◆ **Problem description**: Say how many lines in the records include the string "Frequency", adding no other words.

Rows from a figure dataset:

+ + + +

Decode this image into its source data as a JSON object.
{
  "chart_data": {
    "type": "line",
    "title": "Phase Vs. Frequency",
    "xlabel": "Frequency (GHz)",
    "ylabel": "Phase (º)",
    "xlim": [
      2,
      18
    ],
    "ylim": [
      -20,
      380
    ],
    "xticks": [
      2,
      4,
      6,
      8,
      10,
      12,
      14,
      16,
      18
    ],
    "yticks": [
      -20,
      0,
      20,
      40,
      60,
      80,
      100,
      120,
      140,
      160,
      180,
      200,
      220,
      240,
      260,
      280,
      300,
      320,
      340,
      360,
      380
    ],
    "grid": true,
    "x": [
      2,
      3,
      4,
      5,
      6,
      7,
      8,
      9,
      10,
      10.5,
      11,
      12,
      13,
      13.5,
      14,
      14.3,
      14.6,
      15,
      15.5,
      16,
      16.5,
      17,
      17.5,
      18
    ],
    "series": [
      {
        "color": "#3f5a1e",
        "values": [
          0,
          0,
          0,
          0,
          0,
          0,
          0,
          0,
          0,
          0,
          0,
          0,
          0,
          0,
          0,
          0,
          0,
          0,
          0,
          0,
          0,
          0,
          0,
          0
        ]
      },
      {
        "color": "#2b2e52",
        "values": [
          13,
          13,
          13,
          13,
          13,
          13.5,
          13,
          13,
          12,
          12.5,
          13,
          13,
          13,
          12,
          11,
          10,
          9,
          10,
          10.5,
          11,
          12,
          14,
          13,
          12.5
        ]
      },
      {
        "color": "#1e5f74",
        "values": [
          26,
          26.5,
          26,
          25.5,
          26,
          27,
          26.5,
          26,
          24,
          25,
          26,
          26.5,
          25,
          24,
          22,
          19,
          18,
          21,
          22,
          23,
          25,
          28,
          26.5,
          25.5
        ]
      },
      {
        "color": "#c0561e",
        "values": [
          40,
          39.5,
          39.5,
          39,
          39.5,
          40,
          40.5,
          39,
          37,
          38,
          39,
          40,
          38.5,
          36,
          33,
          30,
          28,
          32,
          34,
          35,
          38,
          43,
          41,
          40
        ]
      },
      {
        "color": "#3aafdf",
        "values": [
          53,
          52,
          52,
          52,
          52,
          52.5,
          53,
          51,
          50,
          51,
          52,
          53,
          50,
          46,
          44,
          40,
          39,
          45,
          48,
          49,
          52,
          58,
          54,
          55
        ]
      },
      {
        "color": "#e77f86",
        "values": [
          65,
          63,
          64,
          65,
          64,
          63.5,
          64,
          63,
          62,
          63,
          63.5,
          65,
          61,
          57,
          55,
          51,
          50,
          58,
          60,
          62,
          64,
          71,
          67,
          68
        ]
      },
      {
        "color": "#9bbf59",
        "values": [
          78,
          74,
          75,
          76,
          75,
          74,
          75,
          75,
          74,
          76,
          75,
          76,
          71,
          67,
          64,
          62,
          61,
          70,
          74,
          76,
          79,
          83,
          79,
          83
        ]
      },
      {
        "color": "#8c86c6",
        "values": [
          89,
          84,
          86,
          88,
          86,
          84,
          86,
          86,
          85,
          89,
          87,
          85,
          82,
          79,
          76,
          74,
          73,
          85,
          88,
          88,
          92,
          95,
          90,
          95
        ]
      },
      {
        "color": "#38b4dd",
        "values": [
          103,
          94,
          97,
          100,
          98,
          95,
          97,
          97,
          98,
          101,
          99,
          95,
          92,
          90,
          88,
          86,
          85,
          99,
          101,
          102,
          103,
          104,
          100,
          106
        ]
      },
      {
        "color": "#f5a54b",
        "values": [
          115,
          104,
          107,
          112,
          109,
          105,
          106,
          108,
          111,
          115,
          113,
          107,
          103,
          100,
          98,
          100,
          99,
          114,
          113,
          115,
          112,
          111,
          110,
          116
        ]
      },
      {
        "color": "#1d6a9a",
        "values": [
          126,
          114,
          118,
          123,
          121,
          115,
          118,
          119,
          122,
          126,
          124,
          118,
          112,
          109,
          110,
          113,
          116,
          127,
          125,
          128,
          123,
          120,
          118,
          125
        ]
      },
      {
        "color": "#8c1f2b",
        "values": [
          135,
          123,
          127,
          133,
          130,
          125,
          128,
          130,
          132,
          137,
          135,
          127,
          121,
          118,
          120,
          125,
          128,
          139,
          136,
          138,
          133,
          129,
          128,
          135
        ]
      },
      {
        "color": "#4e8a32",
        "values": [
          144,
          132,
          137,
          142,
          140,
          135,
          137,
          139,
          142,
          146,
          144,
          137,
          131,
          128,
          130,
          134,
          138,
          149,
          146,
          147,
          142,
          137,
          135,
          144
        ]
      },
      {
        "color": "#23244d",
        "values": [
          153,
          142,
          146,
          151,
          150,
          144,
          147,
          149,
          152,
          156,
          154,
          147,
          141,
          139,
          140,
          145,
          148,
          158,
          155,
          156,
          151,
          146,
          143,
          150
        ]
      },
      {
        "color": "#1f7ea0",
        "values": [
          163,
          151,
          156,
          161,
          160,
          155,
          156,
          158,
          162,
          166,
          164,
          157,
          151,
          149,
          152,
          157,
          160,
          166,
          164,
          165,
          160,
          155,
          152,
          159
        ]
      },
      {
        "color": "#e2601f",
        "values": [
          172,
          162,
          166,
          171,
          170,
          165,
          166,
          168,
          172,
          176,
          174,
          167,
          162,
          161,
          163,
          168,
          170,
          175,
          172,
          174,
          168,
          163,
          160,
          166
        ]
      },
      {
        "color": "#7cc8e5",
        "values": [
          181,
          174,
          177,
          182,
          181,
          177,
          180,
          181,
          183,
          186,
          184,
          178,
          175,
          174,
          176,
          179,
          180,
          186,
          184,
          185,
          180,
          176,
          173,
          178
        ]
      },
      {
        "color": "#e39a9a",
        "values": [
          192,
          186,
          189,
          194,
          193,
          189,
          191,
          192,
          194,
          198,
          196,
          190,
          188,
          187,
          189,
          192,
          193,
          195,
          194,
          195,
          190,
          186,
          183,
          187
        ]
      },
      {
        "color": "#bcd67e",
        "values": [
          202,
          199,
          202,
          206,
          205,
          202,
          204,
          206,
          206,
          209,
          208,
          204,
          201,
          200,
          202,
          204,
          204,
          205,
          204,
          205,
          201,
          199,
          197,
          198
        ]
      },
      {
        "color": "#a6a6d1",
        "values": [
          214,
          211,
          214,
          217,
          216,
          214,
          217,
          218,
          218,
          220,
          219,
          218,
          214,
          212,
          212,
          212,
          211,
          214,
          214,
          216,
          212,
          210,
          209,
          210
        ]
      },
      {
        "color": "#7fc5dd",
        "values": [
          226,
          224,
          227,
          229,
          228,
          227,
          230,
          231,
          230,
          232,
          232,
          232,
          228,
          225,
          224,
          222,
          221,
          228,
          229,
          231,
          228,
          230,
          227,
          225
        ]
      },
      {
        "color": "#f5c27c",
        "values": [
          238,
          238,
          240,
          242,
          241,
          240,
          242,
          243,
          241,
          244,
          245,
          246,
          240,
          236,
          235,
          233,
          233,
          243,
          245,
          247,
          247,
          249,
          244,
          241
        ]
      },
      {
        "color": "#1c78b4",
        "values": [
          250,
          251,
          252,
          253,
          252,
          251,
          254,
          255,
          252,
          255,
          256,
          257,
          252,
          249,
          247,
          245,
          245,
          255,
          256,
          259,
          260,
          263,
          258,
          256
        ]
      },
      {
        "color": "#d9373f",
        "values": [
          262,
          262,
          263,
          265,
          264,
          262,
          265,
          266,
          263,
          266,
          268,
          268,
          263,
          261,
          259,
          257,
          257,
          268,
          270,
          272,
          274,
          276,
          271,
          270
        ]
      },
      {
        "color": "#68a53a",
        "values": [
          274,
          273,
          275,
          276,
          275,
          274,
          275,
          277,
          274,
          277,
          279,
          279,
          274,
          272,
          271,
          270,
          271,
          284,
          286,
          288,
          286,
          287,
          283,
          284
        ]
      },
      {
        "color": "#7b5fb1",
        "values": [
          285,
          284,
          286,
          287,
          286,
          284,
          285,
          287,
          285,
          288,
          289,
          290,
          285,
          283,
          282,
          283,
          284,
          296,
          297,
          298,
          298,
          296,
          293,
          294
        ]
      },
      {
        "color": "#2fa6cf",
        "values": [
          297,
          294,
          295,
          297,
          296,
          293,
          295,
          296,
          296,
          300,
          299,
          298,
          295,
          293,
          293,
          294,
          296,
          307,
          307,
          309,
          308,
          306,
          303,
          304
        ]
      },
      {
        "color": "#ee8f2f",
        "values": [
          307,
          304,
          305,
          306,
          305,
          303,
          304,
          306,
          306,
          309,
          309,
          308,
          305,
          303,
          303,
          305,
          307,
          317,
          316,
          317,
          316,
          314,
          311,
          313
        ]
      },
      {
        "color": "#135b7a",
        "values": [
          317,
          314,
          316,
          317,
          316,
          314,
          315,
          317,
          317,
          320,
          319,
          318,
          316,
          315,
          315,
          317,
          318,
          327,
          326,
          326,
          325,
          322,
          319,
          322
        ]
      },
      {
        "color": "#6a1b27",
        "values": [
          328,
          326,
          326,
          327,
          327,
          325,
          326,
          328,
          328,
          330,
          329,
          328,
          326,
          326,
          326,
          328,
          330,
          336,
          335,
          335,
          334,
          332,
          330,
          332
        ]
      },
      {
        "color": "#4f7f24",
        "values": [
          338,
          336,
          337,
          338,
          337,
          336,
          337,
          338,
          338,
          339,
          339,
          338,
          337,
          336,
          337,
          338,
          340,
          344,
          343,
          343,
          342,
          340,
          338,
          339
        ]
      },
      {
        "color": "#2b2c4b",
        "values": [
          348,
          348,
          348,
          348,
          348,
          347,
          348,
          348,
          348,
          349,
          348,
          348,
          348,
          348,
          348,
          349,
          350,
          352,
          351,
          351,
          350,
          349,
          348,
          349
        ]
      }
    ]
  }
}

+ + + +

◆ **Solution to the exercise**: 2